• Objective:
Check each line of the listing, and copy it if it contains the word "forward".

• Working data:

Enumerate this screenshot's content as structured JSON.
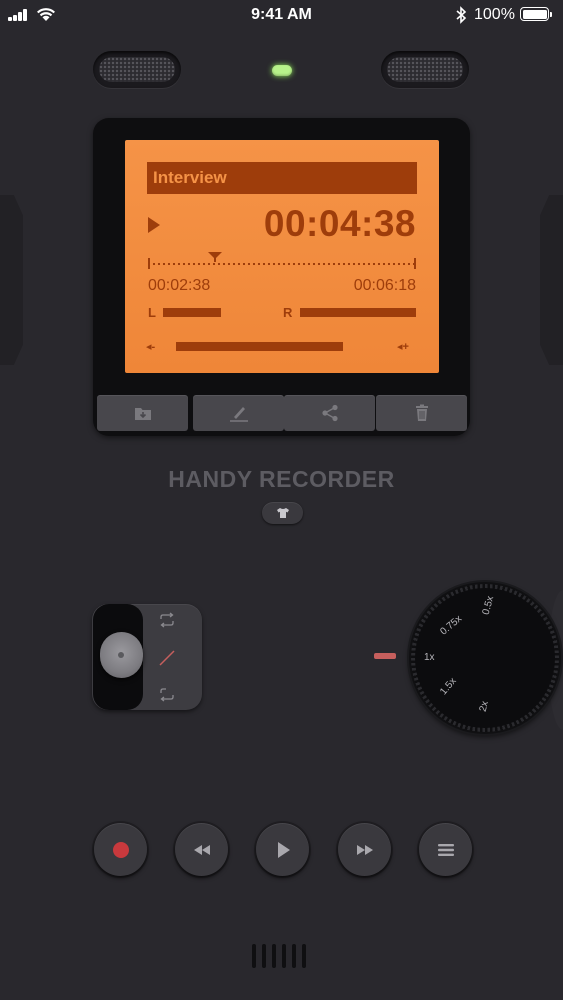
{
  "status_bar": {
    "time": "9:41 AM",
    "battery_percent": "100%",
    "icons": [
      "signal-icon",
      "wifi-icon",
      "bluetooth-icon",
      "battery-icon"
    ]
  },
  "led": {
    "color": "#b7f28a"
  },
  "lcd": {
    "title": "Interview",
    "current_time": "00:04:38",
    "elapsed": "00:02:38",
    "total": "00:06:18",
    "left_channel_label": "L",
    "right_channel_label": "R",
    "volume_down_label": "◂-",
    "volume_up_label": "◂+",
    "background_color": "#f28b3c",
    "foreground_color": "#9e3d0b"
  },
  "lcd_actions": [
    {
      "name": "save-to-folder-button",
      "icon": "folder-download-icon"
    },
    {
      "name": "rename-button",
      "icon": "pencil-icon"
    },
    {
      "name": "share-button",
      "icon": "share-icon"
    },
    {
      "name": "delete-button",
      "icon": "trash-icon"
    }
  ],
  "brand": {
    "label": "HANDY RECORDER"
  },
  "theme_button": {
    "icon": "shirt-icon"
  },
  "mode_switch": {
    "options": [
      "repeat-icon",
      "slash-icon",
      "loop-icon"
    ]
  },
  "speed_dial": {
    "labels": [
      "0.5x",
      "0.75x",
      "1x",
      "1.5x",
      "2x"
    ]
  },
  "transport": [
    {
      "name": "record-button",
      "icon": "record-icon",
      "color": "#c8393d"
    },
    {
      "name": "rewind-button",
      "icon": "rewind-icon"
    },
    {
      "name": "play-button",
      "icon": "play-icon"
    },
    {
      "name": "fast-forward-button",
      "icon": "fast-forward-icon"
    },
    {
      "name": "menu-button",
      "icon": "menu-icon"
    }
  ]
}
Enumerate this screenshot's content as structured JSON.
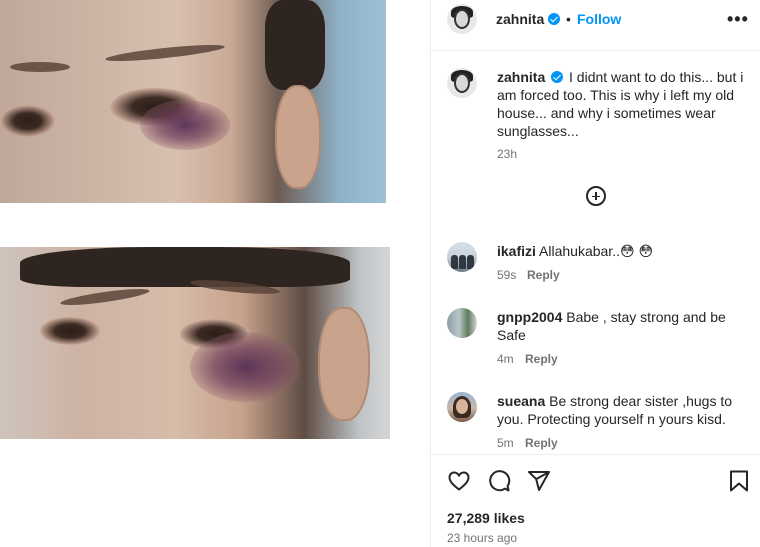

• Complete answer:
      "name": "fast-forward-button",
      "icon": "fast-forward-icon"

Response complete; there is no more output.